* begin Data for this task *
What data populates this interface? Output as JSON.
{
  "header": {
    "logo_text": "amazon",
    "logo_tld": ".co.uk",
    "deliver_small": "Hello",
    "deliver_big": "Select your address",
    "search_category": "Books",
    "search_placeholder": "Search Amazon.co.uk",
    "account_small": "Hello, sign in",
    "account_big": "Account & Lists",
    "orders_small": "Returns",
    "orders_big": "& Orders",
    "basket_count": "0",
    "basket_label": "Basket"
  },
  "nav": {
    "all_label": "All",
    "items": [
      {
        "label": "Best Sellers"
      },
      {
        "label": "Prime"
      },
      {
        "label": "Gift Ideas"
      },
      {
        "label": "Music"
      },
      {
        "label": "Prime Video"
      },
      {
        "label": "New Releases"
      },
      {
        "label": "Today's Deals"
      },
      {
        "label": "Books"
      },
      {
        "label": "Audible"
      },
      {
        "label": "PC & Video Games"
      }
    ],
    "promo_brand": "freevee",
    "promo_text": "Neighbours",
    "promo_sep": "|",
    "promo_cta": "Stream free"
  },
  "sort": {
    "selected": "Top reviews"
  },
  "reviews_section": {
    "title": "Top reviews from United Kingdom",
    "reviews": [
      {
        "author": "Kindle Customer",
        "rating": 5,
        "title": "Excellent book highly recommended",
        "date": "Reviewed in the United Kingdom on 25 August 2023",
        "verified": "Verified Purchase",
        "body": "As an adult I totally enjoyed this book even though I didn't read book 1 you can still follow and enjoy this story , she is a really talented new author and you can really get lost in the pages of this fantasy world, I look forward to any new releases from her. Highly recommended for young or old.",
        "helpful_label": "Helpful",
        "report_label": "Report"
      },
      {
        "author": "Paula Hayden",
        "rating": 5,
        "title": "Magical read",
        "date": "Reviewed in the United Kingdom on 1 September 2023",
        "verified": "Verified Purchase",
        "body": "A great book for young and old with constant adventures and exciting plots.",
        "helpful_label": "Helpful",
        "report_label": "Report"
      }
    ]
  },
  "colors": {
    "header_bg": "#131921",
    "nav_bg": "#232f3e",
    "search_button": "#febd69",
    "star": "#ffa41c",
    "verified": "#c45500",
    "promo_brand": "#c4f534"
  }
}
* end Data for this task *
* **Work instructions**
Using the data above, output each line exactly.

* **Result**
What data populates this interface? Output as JSON.
{
  "header": {
    "logo_text": "amazon",
    "logo_tld": ".co.uk",
    "deliver_small": "Hello",
    "deliver_big": "Select your address",
    "search_category": "Books",
    "search_placeholder": "Search Amazon.co.uk",
    "account_small": "Hello, sign in",
    "account_big": "Account & Lists",
    "orders_small": "Returns",
    "orders_big": "& Orders",
    "basket_count": "0",
    "basket_label": "Basket"
  },
  "nav": {
    "all_label": "All",
    "items": [
      {
        "label": "Best Sellers"
      },
      {
        "label": "Prime"
      },
      {
        "label": "Gift Ideas"
      },
      {
        "label": "Music"
      },
      {
        "label": "Prime Video"
      },
      {
        "label": "New Releases"
      },
      {
        "label": "Today's Deals"
      },
      {
        "label": "Books"
      },
      {
        "label": "Audible"
      },
      {
        "label": "PC & Video Games"
      }
    ],
    "promo_brand": "freevee",
    "promo_text": "Neighbours",
    "promo_sep": "|",
    "promo_cta": "Stream free"
  },
  "sort": {
    "selected": "Top reviews"
  },
  "reviews_section": {
    "title": "Top reviews from United Kingdom",
    "reviews": [
      {
        "author": "Kindle Customer",
        "rating": 5,
        "title": "Excellent book highly recommended",
        "date": "Reviewed in the United Kingdom on 25 August 2023",
        "verified": "Verified Purchase",
        "body": "As an adult I totally enjoyed this book even though I didn't read book 1 you can still follow and enjoy this story , she is a really talented new author and you can really get lost in the pages of this fantasy world, I look forward to any new releases from her. Highly recommended for young or old.",
        "helpful_label": "Helpful",
        "report_label": "Report"
      },
      {
        "author": "Paula Hayden",
        "rating": 5,
        "title": "Magical read",
        "date": "Reviewed in the United Kingdom on 1 September 2023",
        "verified": "Verified Purchase",
        "body": "A great book for young and old with constant adventures and exciting plots.",
        "helpful_label": "Helpful",
        "report_label": "Report"
      }
    ]
  },
  "colors": {
    "header_bg": "#131921",
    "nav_bg": "#232f3e",
    "search_button": "#febd69",
    "star": "#ffa41c",
    "verified": "#c45500",
    "promo_brand": "#c4f534"
  }
}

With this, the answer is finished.